▶ _Problem details_: Reproduce the data that follows in its entirety, character for character.

▶ _Working data_:

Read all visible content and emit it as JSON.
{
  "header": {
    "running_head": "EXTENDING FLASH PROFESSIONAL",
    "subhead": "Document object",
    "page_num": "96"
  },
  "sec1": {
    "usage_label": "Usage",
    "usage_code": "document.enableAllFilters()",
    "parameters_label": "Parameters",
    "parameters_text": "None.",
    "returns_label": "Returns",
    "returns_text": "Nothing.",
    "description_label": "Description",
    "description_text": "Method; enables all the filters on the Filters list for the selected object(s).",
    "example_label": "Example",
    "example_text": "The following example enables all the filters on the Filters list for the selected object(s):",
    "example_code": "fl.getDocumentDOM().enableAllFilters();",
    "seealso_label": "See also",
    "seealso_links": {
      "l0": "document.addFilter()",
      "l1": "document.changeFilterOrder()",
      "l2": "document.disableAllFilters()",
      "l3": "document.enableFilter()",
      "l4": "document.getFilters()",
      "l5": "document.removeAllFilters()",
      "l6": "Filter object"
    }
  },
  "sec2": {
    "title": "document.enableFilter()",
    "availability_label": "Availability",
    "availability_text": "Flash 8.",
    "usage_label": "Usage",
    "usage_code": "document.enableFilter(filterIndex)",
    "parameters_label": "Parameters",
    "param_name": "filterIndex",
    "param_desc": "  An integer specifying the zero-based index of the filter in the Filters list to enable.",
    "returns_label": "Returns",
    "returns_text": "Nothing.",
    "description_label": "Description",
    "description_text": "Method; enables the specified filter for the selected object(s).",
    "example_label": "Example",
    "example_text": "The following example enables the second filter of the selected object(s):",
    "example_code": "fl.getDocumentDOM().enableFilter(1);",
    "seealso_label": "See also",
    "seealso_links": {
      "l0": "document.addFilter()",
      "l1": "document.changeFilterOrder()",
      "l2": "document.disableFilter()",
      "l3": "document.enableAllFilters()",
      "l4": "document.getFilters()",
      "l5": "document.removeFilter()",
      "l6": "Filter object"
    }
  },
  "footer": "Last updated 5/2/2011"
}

▶ _Result for this exercise_:
Read all visible content and emit it as JSON.
{
  "header": {
    "running_head": "EXTENDING FLASH PROFESSIONAL",
    "subhead": "Document object",
    "page_num": "96"
  },
  "sec1": {
    "usage_label": "Usage",
    "usage_code": "document.enableAllFilters()",
    "parameters_label": "Parameters",
    "parameters_text": "None.",
    "returns_label": "Returns",
    "returns_text": "Nothing.",
    "description_label": "Description",
    "description_text": "Method; enables all the filters on the Filters list for the selected object(s).",
    "example_label": "Example",
    "example_text": "The following example enables all the filters on the Filters list for the selected object(s):",
    "example_code": "fl.getDocumentDOM().enableAllFilters();",
    "seealso_label": "See also",
    "seealso_links": {
      "l0": "document.addFilter()",
      "l1": "document.changeFilterOrder()",
      "l2": "document.disableAllFilters()",
      "l3": "document.enableFilter()",
      "l4": "document.getFilters()",
      "l5": "document.removeAllFilters()",
      "l6": "Filter object"
    }
  },
  "sec2": {
    "title": "document.enableFilter()",
    "availability_label": "Availability",
    "availability_text": "Flash 8.",
    "usage_label": "Usage",
    "usage_code": "document.enableFilter(filterIndex)",
    "parameters_label": "Parameters",
    "param_name": "filterIndex",
    "param_desc": "  An integer specifying the zero-based index of the filter in the Filters list to enable.",
    "returns_label": "Returns",
    "returns_text": "Nothing.",
    "description_label": "Description",
    "description_text": "Method; enables the specified filter for the selected object(s).",
    "example_label": "Example",
    "example_text": "The following example enables the second filter of the selected object(s):",
    "example_code": "fl.getDocumentDOM().enableFilter(1);",
    "seealso_label": "See also",
    "seealso_links": {
      "l0": "document.addFilter()",
      "l1": "document.changeFilterOrder()",
      "l2": "document.disableFilter()",
      "l3": "document.enableAllFilters()",
      "l4": "document.getFilters()",
      "l5": "document.removeFilter()",
      "l6": "Filter object"
    }
  },
  "footer": "Last updated 5/2/2011"
}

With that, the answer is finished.